## Brief
Copy each line where the word "flames" occurs.

## Information supplied
•••

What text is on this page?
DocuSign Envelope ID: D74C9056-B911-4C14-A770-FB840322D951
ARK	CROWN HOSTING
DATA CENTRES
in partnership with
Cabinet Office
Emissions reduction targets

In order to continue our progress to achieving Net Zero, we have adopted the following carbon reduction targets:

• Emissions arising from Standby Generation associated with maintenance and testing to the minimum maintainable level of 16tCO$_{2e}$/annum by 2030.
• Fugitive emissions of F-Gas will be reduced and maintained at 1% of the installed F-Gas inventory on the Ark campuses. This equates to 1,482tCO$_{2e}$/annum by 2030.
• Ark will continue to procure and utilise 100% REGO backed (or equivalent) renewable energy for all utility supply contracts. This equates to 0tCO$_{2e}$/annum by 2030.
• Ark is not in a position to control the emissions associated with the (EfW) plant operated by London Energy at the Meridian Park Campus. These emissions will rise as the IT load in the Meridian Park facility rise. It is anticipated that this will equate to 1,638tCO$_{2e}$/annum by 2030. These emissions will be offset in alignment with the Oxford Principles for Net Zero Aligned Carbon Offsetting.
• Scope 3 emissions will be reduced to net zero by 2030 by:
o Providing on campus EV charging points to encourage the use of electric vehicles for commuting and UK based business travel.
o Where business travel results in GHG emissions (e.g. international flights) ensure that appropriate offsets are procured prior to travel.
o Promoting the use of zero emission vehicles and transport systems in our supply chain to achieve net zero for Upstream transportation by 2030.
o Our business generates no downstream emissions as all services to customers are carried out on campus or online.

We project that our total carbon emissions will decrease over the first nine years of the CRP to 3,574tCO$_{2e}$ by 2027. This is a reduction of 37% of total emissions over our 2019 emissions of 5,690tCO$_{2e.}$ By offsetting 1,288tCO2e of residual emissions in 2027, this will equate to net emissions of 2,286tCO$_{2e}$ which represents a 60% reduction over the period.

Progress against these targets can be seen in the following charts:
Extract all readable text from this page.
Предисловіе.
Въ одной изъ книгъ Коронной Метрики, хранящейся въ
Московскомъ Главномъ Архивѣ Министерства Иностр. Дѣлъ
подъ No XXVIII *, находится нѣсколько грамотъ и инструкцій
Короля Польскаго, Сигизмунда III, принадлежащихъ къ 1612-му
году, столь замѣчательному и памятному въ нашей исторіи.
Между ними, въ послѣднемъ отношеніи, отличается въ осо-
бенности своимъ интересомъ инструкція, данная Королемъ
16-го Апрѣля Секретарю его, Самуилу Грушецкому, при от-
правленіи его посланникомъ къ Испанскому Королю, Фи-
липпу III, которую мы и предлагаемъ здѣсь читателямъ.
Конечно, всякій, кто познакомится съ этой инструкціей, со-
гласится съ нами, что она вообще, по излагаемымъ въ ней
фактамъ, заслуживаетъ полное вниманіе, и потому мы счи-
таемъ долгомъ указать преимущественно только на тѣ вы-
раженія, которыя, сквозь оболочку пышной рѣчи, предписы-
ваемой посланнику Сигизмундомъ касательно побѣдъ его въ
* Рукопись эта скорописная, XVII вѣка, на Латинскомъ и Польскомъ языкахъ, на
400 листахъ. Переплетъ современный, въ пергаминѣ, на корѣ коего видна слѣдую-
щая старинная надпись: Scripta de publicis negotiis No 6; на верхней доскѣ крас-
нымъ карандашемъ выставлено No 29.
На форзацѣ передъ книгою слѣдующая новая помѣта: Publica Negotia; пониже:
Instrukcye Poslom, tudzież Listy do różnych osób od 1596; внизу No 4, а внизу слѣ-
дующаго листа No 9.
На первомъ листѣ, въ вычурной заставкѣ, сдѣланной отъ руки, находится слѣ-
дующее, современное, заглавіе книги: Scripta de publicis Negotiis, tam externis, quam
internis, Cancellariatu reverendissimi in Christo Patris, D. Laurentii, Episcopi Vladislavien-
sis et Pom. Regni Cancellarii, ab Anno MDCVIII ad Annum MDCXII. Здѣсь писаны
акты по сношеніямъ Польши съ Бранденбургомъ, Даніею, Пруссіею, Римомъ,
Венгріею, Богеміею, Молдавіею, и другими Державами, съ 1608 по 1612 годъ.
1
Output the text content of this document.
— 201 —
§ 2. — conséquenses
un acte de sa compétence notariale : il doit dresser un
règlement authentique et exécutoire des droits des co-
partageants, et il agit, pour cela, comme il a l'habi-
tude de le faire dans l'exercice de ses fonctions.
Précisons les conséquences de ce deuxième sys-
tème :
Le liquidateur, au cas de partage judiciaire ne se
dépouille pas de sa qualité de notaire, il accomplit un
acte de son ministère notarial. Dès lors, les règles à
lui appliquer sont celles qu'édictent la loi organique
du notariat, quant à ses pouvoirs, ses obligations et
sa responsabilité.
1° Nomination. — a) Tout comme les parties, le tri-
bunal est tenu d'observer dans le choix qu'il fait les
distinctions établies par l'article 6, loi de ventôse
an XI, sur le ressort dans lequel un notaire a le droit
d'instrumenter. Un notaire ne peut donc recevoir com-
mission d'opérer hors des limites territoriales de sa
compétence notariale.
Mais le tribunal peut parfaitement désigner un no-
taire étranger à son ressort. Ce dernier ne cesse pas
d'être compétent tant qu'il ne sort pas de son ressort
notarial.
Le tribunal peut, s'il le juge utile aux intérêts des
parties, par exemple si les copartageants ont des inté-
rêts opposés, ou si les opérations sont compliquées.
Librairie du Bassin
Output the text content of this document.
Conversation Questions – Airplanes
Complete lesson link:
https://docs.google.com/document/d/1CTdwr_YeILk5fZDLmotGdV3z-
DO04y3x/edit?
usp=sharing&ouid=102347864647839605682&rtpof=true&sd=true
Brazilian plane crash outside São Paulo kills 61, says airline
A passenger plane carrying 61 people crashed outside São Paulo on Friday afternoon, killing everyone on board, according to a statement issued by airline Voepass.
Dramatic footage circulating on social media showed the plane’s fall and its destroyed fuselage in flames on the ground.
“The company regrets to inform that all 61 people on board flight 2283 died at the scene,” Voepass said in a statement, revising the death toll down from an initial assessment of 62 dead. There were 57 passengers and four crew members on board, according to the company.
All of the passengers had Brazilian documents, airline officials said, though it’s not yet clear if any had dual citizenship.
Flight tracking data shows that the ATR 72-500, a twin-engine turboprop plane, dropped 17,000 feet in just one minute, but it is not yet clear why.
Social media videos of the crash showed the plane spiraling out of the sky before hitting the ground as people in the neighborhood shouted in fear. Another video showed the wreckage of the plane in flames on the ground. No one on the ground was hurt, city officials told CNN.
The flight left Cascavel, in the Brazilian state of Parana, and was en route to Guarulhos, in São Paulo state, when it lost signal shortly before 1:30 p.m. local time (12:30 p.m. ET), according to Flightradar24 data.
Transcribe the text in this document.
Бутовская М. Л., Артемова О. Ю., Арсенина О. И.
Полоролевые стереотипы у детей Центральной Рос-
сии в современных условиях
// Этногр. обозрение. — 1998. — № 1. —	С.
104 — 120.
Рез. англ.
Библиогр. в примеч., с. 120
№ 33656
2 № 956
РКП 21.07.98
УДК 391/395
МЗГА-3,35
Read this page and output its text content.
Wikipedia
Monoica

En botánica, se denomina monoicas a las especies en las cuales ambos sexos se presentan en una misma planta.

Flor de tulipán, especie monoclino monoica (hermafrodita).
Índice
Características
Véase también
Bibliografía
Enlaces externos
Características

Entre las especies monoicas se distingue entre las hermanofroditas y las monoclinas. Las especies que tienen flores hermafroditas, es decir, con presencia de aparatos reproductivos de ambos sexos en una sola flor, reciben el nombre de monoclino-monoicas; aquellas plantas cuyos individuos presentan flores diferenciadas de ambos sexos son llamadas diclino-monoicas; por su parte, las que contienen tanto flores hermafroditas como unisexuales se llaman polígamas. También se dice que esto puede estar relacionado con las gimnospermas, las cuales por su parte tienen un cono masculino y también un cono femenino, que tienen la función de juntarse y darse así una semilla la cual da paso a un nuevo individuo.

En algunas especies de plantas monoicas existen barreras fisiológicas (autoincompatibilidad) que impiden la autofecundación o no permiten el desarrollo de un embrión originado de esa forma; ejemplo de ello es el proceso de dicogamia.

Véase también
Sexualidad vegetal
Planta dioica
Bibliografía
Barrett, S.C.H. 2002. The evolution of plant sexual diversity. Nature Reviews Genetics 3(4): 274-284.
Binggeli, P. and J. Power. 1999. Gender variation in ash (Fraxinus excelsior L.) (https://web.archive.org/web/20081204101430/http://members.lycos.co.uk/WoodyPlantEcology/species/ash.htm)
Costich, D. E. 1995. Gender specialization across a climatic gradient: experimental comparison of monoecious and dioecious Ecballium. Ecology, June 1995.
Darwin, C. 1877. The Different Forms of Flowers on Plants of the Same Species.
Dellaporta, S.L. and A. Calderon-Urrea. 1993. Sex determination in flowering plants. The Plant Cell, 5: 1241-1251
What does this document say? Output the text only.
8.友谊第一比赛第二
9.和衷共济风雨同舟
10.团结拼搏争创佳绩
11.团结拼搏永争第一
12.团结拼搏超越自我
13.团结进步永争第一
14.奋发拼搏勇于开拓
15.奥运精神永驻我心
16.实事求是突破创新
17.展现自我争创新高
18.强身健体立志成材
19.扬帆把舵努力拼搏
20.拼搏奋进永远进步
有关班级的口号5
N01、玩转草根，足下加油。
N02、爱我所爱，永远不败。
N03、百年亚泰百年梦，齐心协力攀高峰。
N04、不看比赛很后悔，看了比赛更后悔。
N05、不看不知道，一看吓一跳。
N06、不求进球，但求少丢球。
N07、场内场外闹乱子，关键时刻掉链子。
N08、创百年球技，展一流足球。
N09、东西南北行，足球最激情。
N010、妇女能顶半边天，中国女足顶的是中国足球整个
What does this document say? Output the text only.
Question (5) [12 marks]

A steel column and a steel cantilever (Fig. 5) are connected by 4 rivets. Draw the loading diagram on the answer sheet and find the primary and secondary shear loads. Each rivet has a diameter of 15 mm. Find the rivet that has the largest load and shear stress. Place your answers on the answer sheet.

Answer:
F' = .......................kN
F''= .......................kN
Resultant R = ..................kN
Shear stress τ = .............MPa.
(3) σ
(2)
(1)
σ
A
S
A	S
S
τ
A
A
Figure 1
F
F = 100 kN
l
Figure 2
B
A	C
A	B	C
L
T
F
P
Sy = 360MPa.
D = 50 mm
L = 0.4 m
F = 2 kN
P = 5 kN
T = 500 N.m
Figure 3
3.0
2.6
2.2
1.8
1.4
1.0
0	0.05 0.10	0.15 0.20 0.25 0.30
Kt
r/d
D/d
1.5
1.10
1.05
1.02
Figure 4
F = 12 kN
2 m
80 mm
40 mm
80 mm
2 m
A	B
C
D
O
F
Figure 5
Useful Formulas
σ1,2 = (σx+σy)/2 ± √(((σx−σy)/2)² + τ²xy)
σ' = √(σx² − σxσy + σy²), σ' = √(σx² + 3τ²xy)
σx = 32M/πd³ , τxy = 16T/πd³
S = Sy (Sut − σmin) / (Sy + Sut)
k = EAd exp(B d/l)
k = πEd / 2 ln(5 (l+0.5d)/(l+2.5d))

•••

## Response to the task
Dramatic footage circulating on social media showed the plane’s fall and its destroyed fuselage in flames on the ground.
Social media videos of the crash showed the plane spiraling out of the sky before hitting the ground as people in the neighborhood shouted in fear. Another video showed the wreckage of the plane in flames on the ground. No one on the ground was hurt, city officials told CNN.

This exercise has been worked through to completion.